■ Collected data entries
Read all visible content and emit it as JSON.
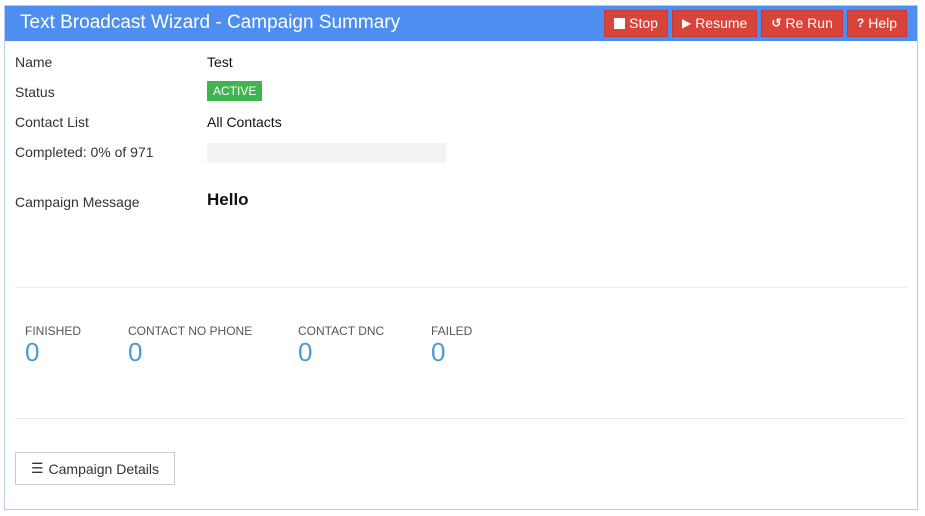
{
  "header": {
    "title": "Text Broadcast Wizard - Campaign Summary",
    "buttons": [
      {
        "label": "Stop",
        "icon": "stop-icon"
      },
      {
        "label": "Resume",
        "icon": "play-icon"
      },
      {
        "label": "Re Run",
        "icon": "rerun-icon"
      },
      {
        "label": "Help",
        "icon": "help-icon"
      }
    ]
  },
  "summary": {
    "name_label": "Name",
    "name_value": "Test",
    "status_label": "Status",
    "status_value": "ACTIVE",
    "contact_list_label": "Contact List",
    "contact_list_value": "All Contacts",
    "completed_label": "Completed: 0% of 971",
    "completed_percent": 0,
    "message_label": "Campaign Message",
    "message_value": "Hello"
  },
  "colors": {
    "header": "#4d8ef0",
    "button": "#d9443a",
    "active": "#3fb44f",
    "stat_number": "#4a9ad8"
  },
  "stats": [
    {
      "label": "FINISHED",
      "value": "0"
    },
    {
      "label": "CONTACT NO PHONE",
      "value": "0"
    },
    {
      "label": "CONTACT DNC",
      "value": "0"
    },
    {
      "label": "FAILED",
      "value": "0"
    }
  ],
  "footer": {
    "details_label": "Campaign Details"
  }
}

* * *

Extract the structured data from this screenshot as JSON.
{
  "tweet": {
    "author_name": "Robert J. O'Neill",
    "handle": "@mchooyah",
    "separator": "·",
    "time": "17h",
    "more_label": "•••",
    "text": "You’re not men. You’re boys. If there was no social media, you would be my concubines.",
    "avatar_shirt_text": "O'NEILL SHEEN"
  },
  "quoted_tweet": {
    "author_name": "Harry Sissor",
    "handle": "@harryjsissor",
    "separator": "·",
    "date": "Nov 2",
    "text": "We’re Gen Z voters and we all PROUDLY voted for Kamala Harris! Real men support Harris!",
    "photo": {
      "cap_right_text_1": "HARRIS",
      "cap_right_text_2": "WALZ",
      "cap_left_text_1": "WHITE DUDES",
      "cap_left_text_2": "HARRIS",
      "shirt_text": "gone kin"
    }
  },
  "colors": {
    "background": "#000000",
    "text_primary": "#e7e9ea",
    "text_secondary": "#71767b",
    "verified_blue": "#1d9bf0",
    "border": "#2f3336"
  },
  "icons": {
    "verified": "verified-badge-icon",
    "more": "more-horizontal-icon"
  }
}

---

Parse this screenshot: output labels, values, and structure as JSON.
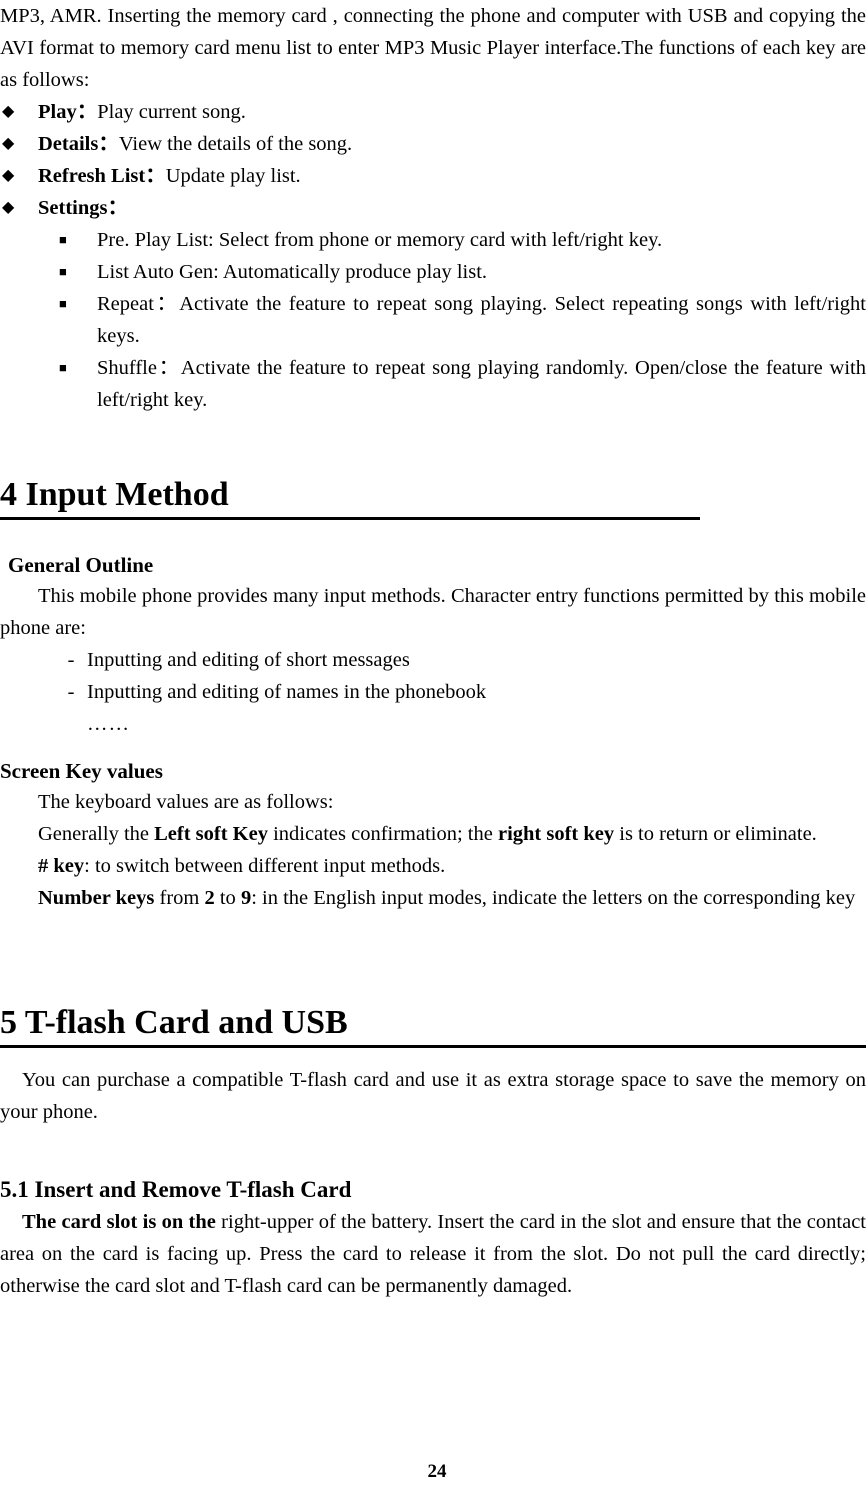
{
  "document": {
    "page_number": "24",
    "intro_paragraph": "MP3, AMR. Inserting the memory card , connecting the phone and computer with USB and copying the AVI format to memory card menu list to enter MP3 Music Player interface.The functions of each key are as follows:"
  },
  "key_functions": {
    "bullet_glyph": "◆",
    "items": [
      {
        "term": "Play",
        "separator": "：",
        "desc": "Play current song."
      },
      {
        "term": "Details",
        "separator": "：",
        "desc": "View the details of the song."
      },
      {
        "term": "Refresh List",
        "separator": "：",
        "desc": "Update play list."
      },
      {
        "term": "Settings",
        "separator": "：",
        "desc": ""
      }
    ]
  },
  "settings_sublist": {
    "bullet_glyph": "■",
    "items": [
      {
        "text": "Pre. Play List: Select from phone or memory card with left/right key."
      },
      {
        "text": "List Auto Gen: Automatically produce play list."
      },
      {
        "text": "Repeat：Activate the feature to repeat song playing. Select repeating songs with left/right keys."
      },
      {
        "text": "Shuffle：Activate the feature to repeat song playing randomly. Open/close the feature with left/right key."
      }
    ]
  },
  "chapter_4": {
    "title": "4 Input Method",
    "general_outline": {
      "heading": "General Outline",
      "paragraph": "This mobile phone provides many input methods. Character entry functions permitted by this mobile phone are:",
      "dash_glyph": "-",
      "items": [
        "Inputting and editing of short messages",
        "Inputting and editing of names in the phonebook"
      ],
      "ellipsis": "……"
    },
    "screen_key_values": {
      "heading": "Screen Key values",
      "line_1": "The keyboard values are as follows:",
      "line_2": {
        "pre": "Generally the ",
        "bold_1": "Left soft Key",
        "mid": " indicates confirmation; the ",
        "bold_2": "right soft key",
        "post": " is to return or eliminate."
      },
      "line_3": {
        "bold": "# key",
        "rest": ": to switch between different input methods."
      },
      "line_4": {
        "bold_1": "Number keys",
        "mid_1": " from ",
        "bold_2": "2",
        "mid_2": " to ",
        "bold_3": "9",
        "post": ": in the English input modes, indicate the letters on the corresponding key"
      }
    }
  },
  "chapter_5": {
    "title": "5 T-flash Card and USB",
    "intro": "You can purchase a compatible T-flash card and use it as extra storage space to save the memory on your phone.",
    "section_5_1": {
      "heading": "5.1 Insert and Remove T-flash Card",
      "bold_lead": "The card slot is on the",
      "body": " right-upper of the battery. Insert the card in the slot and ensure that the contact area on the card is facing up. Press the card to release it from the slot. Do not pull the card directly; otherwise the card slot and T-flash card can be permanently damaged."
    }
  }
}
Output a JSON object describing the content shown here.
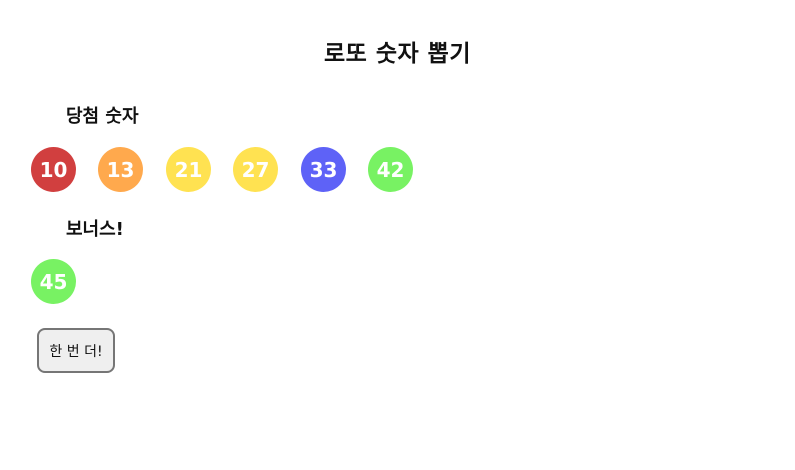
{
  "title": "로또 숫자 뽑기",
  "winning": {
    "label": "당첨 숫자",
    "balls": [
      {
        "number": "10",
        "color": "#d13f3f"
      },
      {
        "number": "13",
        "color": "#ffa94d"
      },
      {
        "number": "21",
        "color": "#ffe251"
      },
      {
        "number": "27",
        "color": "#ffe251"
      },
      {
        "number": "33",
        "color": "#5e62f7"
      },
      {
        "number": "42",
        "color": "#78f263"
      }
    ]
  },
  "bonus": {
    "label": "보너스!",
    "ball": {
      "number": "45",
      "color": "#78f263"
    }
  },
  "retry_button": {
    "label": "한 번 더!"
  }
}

■ What is asked
Take each line containing the string "keys" and copy it out.

■ Response
        "text": "Repeat：Activate the feature to repeat song playing. Select repeating songs with left/right keys."
        "bold_1": "Number keys",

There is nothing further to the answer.